EXCERPTED TEXT
......

He believes NASCAR and IndyCar will find a tiny silver lining from the novel coronavirus (COVID-19) pandemic. The series will race together at Indianapolis Motor Speedway’s road course in a July 4 doubleheader, which he believes sends a message of unity he’d like to see from the world during this dark period.

“It’s time to send that message (of unity),” Kanaan told “Happy Hours” hosts Kevin Harvick and Matt Yocum in a Wednesday afternoon interview on SiriusXM’s NASCAR Channel. “If we don’t come out of this situation as better people, globally, in every way, shape or form … it’s just being kind to people. Hopefully, we’ll be sending the right messages, doing radio shows together, doing live on Instagram together, doing races together.

ON NBCSN: IndyCar at virtual Barber Motorsports Park, Saturday, 2:30 p.m.

MORE: Jimmie Johnson wants to run IndyCar-NASCAR doubleheader

“I was bugging Jimmie Johnson to say, ‘Can I be a guest in NASCAR on iRacing?’ I think the misperception, and probably a little our fault as well, is that people don’t know how (IndyCar and NASCAR drivers) respect each and how we think each other’s jobs are so cool.”

......

DATA
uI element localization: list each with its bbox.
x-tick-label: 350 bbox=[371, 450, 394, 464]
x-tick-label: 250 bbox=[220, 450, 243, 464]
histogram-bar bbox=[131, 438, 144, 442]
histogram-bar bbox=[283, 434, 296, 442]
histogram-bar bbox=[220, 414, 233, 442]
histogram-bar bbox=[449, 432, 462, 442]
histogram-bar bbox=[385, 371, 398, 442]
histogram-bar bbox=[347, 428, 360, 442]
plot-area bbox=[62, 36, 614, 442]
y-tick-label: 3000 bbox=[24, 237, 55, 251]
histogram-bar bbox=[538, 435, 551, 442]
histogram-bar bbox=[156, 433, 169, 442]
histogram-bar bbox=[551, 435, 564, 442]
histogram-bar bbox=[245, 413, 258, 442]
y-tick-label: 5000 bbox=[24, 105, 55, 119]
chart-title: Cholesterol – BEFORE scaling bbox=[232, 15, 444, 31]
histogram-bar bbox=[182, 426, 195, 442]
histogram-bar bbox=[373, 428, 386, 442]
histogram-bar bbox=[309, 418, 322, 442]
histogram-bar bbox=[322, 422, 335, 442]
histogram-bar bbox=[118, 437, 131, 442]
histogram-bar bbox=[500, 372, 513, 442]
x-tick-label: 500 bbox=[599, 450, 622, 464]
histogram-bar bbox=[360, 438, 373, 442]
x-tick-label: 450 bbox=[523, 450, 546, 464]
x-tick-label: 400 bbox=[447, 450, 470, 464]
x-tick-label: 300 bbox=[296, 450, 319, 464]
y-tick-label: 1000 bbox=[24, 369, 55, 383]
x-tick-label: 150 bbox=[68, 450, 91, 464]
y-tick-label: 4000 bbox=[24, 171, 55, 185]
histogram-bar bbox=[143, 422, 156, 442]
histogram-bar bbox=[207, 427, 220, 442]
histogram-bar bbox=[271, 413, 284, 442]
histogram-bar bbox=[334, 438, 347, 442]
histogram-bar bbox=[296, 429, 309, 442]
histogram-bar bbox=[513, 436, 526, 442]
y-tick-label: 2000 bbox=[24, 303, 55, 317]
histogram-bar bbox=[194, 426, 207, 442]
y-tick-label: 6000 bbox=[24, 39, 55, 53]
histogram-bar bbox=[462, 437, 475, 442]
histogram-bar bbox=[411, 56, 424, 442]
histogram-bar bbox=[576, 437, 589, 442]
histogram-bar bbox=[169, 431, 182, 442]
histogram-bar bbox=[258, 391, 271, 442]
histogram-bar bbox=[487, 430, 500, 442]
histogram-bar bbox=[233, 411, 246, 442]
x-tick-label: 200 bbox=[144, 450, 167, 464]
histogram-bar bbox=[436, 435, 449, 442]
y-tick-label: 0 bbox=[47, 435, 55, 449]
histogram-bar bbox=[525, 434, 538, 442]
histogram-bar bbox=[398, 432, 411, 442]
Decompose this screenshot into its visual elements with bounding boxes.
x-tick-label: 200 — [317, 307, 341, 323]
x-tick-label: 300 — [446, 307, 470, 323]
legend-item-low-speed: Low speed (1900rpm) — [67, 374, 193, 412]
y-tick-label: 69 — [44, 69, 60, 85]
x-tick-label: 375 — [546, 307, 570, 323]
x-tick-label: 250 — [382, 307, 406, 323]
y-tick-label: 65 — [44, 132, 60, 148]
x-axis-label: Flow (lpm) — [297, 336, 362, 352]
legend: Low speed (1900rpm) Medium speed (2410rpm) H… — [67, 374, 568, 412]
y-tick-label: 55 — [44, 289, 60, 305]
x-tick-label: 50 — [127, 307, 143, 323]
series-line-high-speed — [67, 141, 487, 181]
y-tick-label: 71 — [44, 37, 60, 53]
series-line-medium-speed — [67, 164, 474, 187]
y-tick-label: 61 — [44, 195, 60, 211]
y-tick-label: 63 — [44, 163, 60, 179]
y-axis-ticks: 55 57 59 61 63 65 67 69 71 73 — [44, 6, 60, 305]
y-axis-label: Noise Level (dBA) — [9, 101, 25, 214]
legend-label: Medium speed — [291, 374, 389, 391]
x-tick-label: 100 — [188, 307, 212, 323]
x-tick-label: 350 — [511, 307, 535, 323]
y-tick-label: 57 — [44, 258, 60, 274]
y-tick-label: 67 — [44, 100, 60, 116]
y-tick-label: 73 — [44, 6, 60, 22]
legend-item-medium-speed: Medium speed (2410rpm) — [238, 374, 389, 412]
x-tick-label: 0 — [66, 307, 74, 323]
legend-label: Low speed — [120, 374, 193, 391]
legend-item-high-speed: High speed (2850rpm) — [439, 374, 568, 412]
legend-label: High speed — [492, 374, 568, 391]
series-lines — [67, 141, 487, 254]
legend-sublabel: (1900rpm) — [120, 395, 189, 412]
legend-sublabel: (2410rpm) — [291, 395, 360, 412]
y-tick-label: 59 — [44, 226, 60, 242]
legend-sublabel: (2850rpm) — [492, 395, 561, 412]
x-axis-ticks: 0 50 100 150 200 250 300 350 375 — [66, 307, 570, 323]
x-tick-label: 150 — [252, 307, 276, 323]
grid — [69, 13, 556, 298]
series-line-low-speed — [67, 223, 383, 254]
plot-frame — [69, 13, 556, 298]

......

Write the next part of the article on the IndyCar–NASCAR doubleheader, starting after its last sentence. The listing above comes from a different source than the article.

ANSWER BOX
It was Kanaan’s comment last week that “it’s not us and them. It is the motorsports world’ that prompted Harvick to ask the 2004 IndyCar champion and 2013 Indianapolis 500 winner about his views on past IndyCar and NASCAR divisions.

Harvick noted that “over the years, IndyCar and NASCAR have that separate stigma as far as the fans, but the racers in the middle, we talk with each other. We’re just racers. I think it’s absolutely great” the doubleheader will happen.

Kanaan said he felt it was the right message to send because of the fans. “For drivers, I don’t think we ever thought of it that way,” he said. “We always respected each other and thought each other’s jobs were cool. That tweet was for our fans who say, ‘Those cars are too fast. Those cars are too slow.’ It’s time for us to stop. It’s a racing family.

“For people who don’t understand about racing, any race car is cool. Doesn’t matter if it’s a go kart, a sprint car, a  Cup car, it doesn’t matter. … The situation, we’re in, we’re all equal. It doesn’t matter how much money you have. We’re all in the same boat now. We can’t do what we love. It just clicked. I said it’s time to send that message. Hopefully this will be the end for ‘you guys and us’ for the fans. For drivers, I don’t think we ever thought of it that way.”

The GMR IndyCar Grand Prix is scheduled to be run July 4 on the IMS road course ahead of the Xfinity race, which will mean that the NTT Series’ Firestone rubber will be on the asphalt before the Goodyears of NASCAR hit the track.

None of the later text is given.